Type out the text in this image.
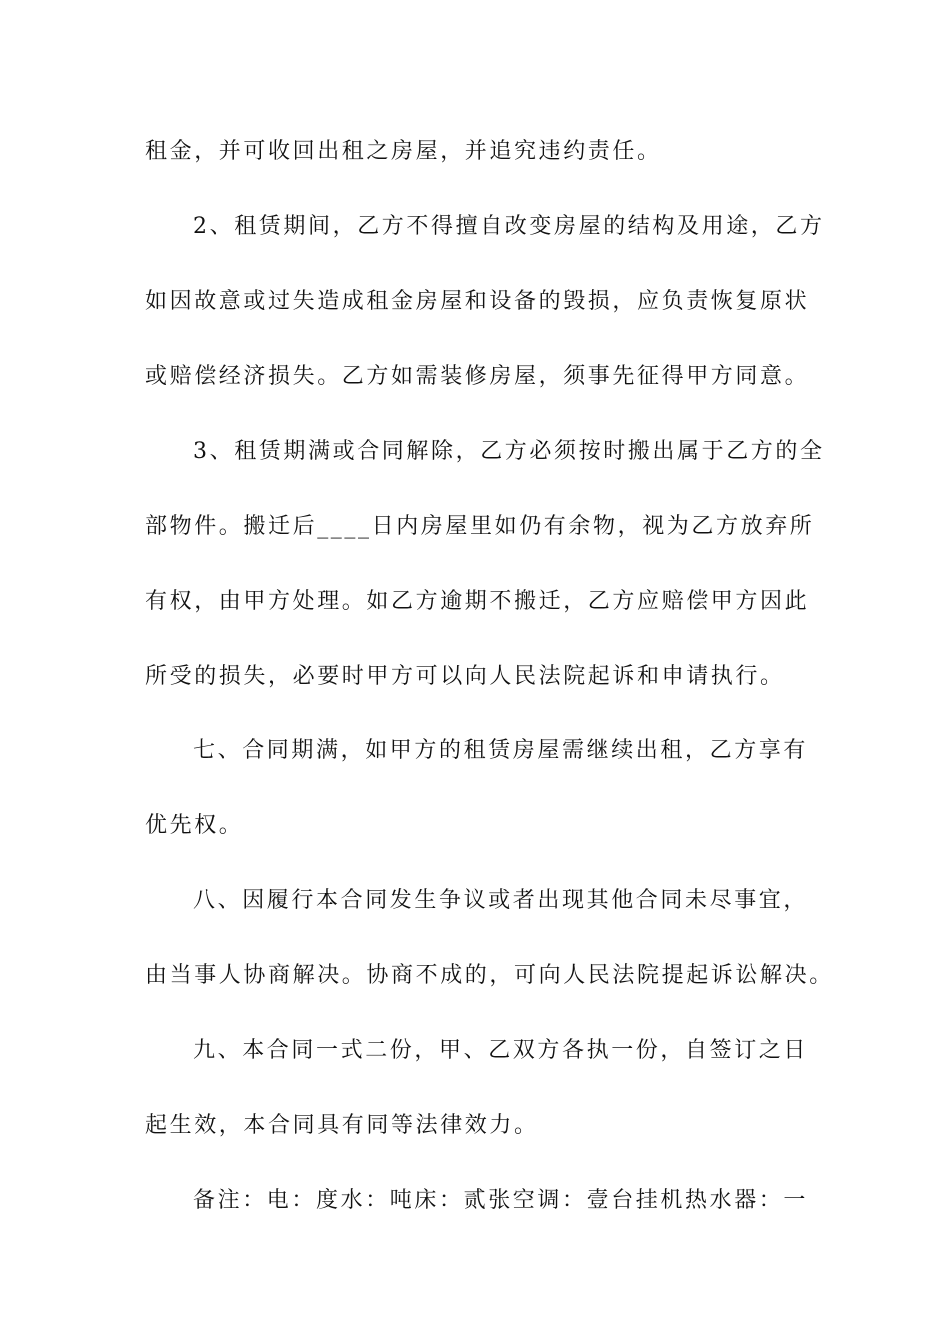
租金，并可收回出租之房屋，并追究违约责任。
2、租赁期间，乙方不得擅自改变房屋的结构及用途，乙方
如因故意或过失造成租金房屋和设备的毁损，应负责恢复原状
或赔偿经济损失。乙方如需装修房屋，须事先征得甲方同意。
3、租赁期满或合同解除，乙方必须按时搬出属于乙方的全
部物件。搬迁后____日内房屋里如仍有余物，视为乙方放弃所
有权，由甲方处理。如乙方逾期不搬迁，乙方应赔偿甲方因此
所受的损失，必要时甲方可以向人民法院起诉和申请执行。
七、合同期满，如甲方的租赁房屋需继续出租，乙方享有
优先权。
八、因履行本合同发生争议或者出现其他合同未尽事宜，
由当事人协商解决。协商不成的，可向人民法院提起诉讼解决。
九、本合同一式二份，甲、乙双方各执一份，自签订之日
起生效，本合同具有同等法律效力。
备注：电：度水：吨床：贰张空调：壹台挂机热水器：一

★ ★ ★ ★ ★

▶ TASK PROMPT: Copy out the data above exactly, except the pictures.

▶ EXPECTED OUTPUT:
Type out the text in this image.
租金，并可收回出租之房屋，并追究违约责任。
2、租赁期间，乙方不得擅自改变房屋的结构及用途，乙方
如因故意或过失造成租金房屋和设备的毁损，应负责恢复原状
或赔偿经济损失。乙方如需装修房屋，须事先征得甲方同意。
3、租赁期满或合同解除，乙方必须按时搬出属于乙方的全
部物件。搬迁后____日内房屋里如仍有余物，视为乙方放弃所
有权，由甲方处理。如乙方逾期不搬迁，乙方应赔偿甲方因此
所受的损失，必要时甲方可以向人民法院起诉和申请执行。
七、合同期满，如甲方的租赁房屋需继续出租，乙方享有
优先权。
八、因履行本合同发生争议或者出现其他合同未尽事宜，
由当事人协商解决。协商不成的，可向人民法院提起诉讼解决。
九、本合同一式二份，甲、乙双方各执一份，自签订之日
起生效，本合同具有同等法律效力。
备注：电：度水：吨床：贰张空调：壹台挂机热水器：一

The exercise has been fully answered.